* Problem to work on: Look through the material below. Copy every line with the string "object" in it.

* Input records:
*****

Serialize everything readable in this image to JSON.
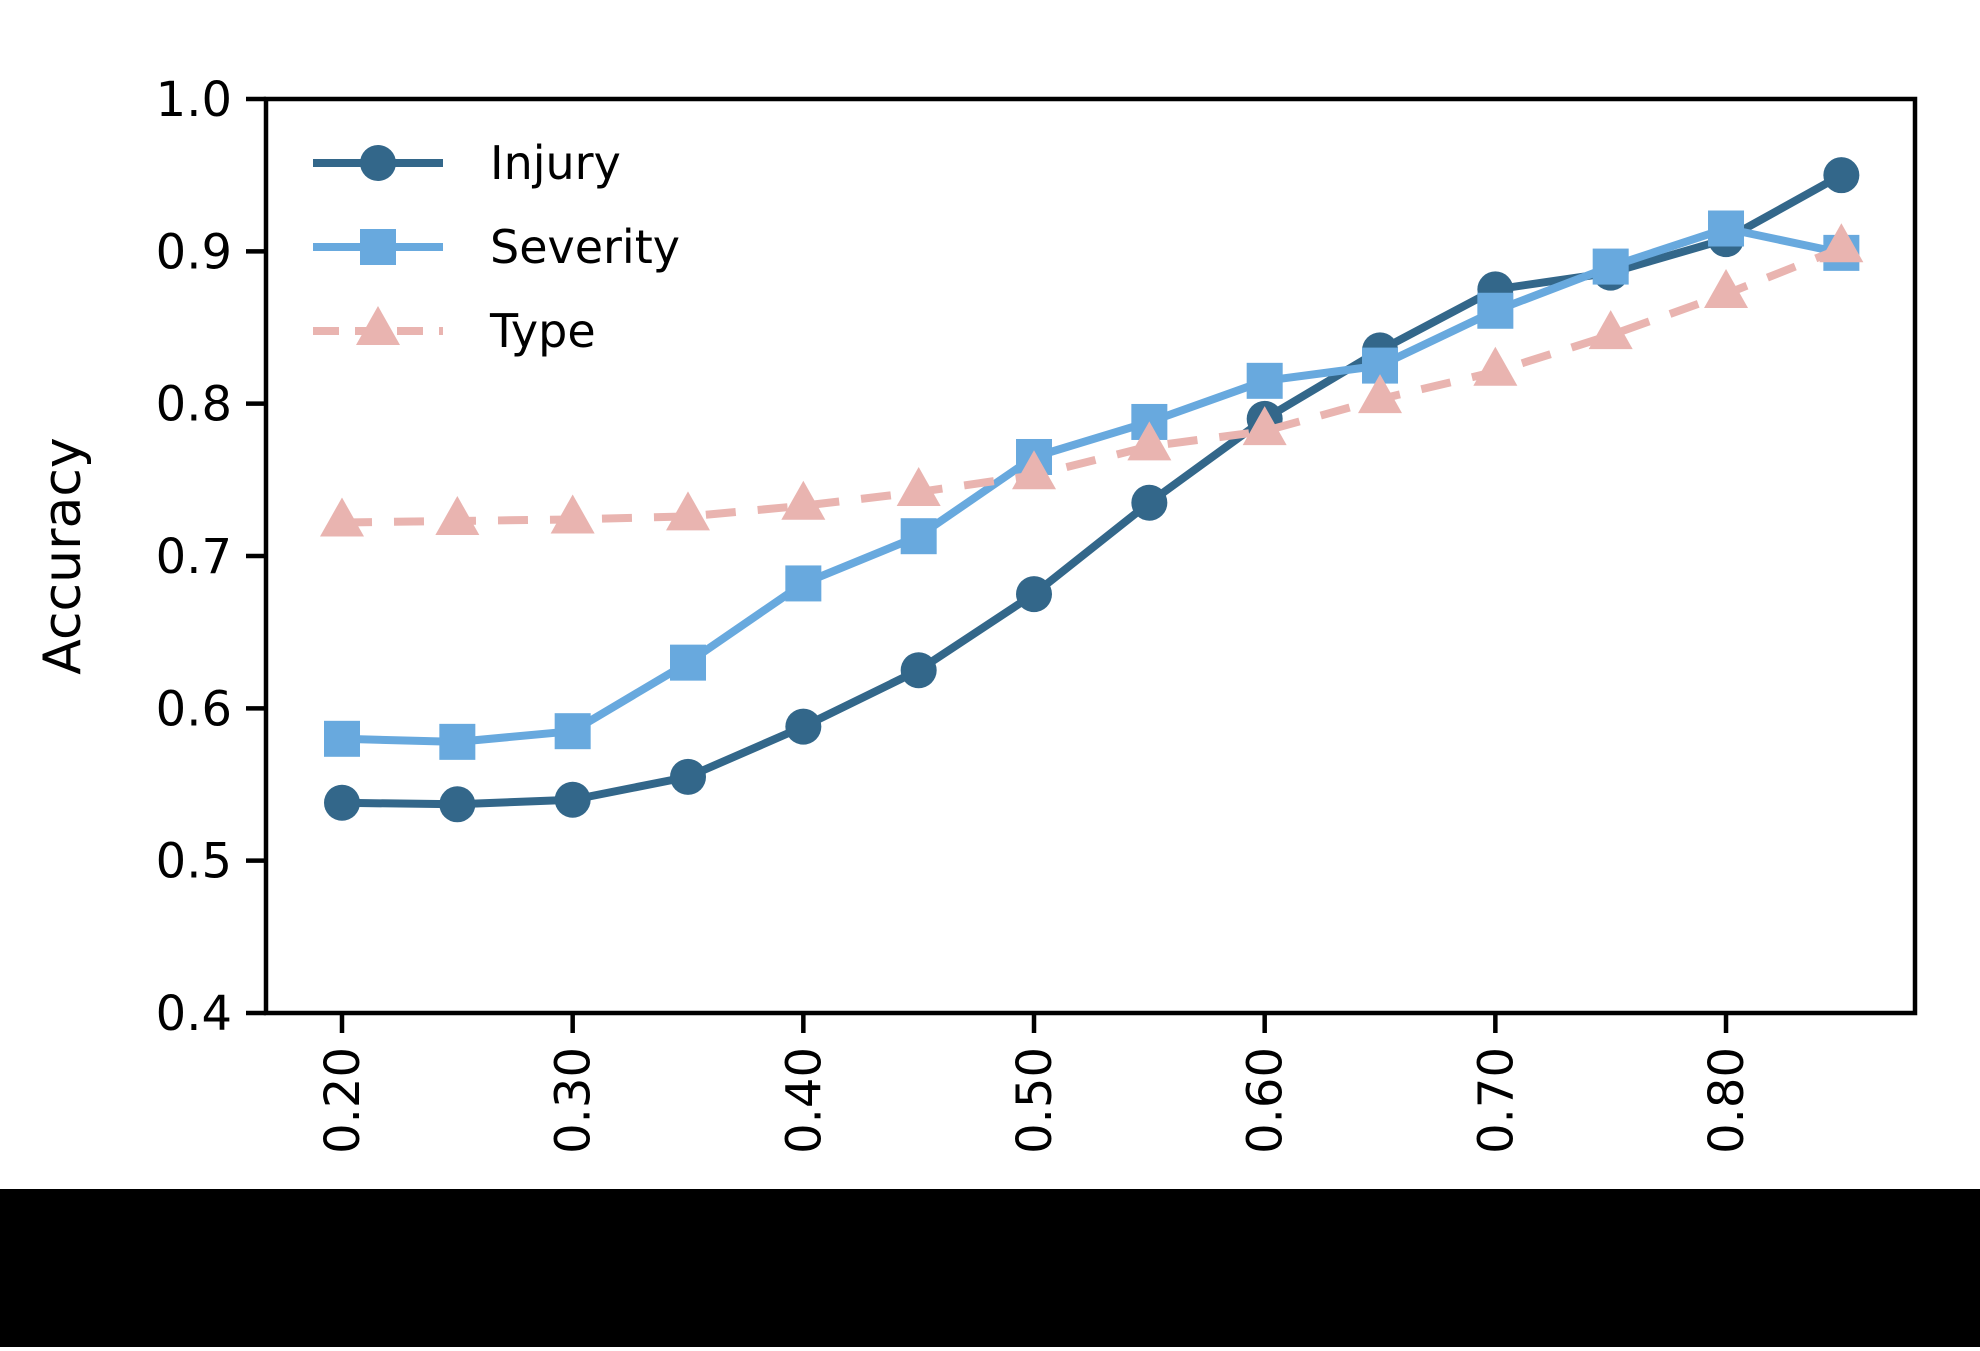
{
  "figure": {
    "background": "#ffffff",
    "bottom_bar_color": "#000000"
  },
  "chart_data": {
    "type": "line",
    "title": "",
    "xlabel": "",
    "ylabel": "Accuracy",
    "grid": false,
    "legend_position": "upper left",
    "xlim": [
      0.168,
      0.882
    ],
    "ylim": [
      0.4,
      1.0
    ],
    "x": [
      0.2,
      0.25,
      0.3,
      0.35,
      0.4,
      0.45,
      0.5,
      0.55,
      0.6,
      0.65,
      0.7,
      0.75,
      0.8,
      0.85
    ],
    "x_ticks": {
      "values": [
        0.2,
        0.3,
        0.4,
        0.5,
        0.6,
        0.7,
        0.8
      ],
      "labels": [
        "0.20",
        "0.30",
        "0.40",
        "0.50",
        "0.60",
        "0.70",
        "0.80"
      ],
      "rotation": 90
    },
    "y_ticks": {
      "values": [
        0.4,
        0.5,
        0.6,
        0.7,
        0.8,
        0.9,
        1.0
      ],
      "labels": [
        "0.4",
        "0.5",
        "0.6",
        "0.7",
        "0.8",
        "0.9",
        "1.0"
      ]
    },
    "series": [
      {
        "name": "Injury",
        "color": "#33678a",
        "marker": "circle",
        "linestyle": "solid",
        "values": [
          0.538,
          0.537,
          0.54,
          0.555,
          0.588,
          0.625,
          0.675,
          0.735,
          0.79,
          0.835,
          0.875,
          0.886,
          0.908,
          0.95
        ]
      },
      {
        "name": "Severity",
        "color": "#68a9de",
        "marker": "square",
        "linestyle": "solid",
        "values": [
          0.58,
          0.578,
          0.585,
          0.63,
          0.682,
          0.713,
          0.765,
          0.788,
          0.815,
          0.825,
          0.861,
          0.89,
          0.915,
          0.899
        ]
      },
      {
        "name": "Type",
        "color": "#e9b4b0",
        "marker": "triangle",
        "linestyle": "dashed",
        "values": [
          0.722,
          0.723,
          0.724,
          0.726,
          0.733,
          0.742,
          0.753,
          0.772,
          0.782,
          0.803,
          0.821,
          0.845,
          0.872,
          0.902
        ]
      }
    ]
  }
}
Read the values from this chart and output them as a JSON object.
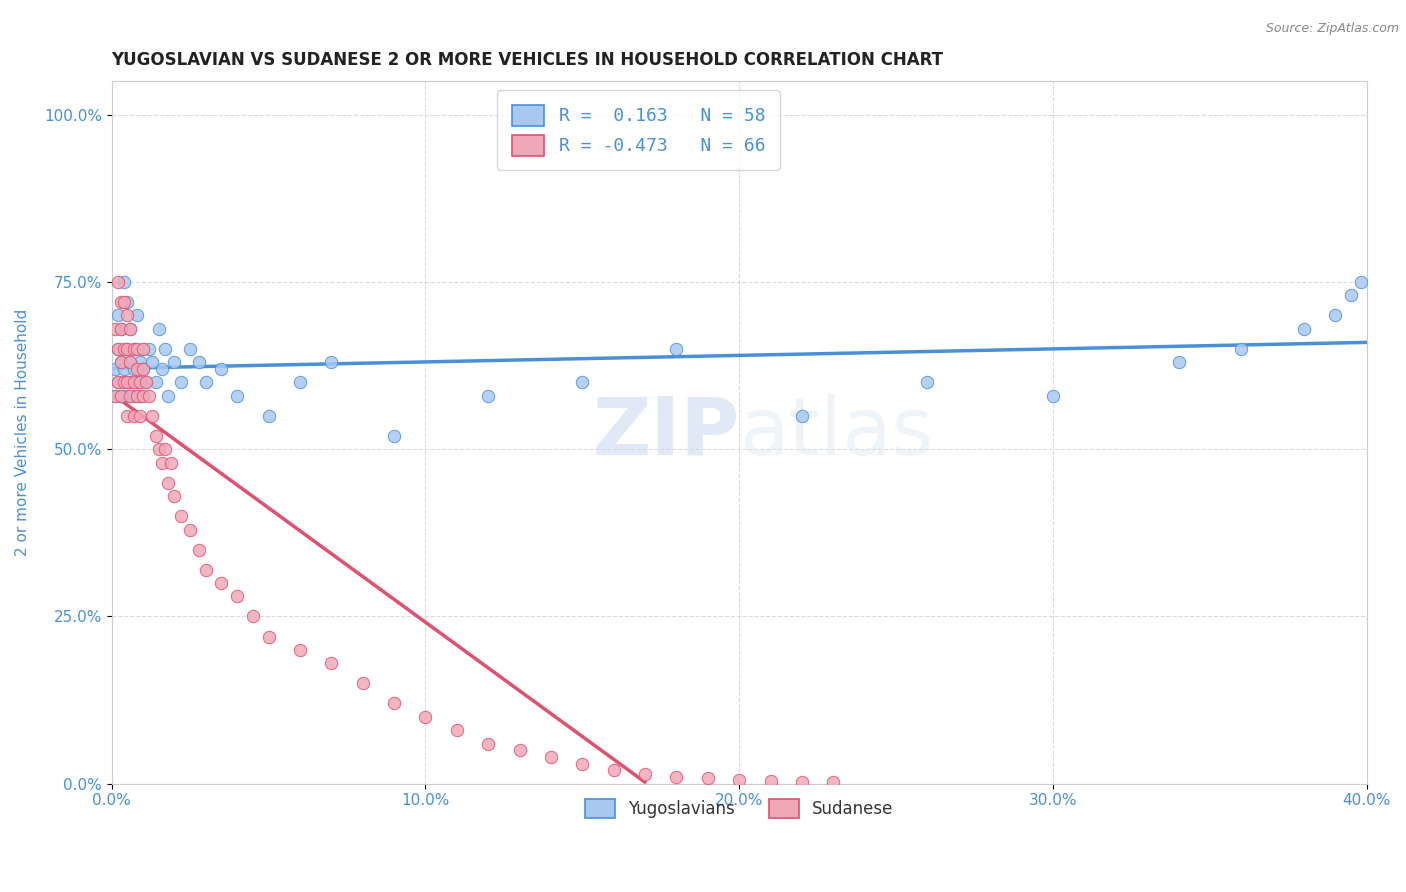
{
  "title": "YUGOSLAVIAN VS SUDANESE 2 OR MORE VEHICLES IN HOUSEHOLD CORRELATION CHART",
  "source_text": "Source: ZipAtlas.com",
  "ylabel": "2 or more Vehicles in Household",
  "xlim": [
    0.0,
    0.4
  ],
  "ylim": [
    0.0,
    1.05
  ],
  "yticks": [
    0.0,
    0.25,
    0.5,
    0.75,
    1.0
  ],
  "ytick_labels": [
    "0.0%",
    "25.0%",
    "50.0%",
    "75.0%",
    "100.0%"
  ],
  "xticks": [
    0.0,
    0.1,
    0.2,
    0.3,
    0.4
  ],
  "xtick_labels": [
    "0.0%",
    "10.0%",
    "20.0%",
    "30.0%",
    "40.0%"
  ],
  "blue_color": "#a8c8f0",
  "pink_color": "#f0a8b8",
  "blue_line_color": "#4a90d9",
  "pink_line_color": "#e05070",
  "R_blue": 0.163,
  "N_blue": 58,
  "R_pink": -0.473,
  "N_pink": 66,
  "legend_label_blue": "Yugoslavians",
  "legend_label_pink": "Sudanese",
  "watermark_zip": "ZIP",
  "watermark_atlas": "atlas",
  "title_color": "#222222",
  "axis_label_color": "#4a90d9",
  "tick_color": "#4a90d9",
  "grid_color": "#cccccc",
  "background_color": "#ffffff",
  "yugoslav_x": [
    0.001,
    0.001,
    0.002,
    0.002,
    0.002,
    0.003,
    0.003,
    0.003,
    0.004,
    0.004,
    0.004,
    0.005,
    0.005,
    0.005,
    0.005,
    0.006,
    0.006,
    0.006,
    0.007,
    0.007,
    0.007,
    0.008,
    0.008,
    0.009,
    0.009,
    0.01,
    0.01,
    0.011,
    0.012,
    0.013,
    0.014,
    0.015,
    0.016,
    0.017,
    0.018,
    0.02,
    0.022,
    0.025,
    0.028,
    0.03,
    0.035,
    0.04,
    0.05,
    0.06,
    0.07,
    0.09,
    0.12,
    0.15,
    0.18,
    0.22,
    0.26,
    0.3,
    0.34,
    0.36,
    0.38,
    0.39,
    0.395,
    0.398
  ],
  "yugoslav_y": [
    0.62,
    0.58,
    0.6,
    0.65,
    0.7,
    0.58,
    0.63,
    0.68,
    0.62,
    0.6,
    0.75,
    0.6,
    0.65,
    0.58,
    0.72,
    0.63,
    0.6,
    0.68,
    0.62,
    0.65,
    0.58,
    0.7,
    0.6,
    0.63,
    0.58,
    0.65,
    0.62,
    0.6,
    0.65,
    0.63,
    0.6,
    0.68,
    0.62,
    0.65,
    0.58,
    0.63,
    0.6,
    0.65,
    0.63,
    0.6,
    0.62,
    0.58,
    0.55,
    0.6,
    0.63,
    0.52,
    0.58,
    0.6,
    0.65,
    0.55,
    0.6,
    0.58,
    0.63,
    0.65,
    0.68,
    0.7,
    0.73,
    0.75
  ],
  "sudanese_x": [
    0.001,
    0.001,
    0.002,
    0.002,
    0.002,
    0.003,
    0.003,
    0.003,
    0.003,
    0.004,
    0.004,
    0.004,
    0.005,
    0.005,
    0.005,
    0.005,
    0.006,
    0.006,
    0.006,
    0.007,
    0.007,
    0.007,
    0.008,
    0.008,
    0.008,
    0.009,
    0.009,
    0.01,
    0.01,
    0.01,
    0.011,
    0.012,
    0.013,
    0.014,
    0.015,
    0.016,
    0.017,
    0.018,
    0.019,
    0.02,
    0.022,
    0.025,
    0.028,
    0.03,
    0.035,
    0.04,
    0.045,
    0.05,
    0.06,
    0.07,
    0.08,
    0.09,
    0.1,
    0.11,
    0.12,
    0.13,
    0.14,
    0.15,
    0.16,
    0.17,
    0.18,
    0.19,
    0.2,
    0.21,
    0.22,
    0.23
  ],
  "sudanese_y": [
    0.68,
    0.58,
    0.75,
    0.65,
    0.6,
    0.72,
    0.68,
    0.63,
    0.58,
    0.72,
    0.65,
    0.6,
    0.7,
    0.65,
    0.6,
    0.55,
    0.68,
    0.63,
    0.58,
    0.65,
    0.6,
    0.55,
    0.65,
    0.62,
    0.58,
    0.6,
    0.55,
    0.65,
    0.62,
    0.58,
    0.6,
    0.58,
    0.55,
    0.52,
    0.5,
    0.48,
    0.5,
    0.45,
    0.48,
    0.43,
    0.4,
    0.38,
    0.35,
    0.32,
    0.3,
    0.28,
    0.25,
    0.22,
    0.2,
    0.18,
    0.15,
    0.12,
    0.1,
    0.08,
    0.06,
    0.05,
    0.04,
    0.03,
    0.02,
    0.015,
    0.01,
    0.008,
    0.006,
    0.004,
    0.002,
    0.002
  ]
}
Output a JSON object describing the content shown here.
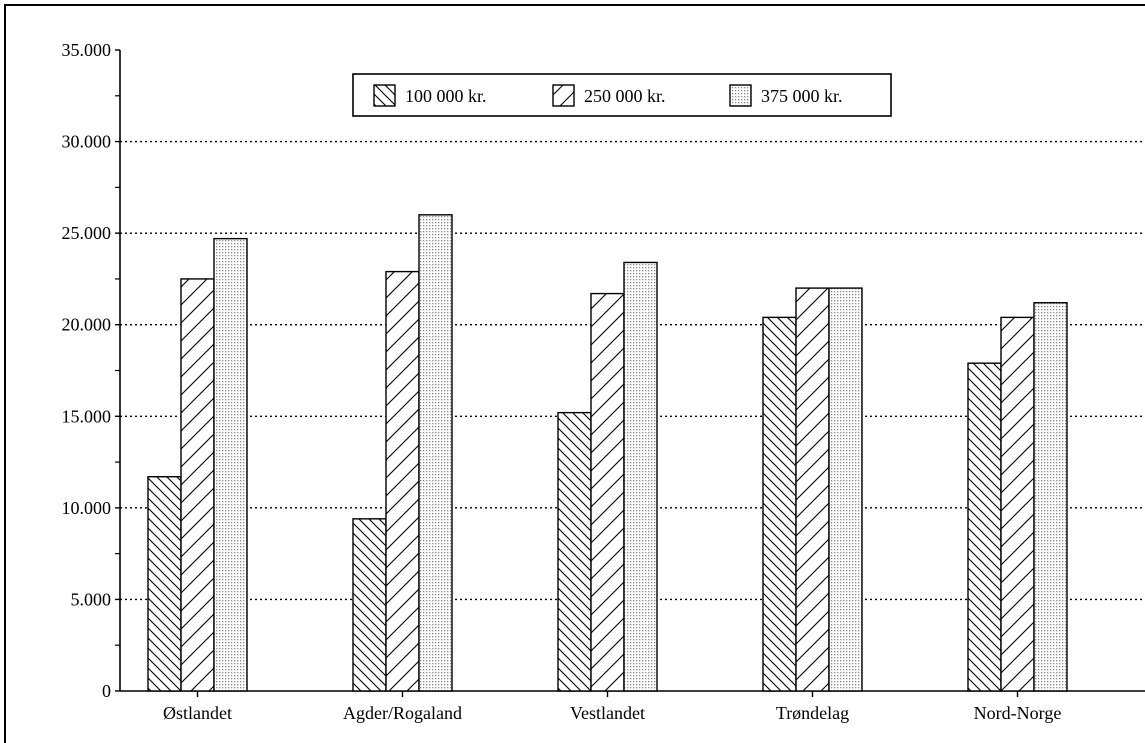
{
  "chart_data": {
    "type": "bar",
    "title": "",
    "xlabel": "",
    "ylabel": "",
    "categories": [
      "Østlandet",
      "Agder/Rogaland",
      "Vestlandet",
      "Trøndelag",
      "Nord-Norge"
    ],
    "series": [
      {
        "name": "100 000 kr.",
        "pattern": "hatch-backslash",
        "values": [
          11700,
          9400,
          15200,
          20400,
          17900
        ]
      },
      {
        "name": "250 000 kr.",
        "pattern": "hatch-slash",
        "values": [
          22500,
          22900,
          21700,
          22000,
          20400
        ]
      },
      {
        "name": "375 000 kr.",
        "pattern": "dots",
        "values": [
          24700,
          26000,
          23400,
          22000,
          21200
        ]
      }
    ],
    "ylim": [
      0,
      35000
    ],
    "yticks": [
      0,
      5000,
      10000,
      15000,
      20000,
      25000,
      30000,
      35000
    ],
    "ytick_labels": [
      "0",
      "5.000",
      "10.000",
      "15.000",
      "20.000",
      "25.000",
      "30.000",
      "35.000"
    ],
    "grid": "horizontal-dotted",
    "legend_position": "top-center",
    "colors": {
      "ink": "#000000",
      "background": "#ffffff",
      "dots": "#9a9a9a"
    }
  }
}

*****

* Solution to the problem:
Read the values from this chart and output them as a JSON object.
Output a JSON object describing the content shown here.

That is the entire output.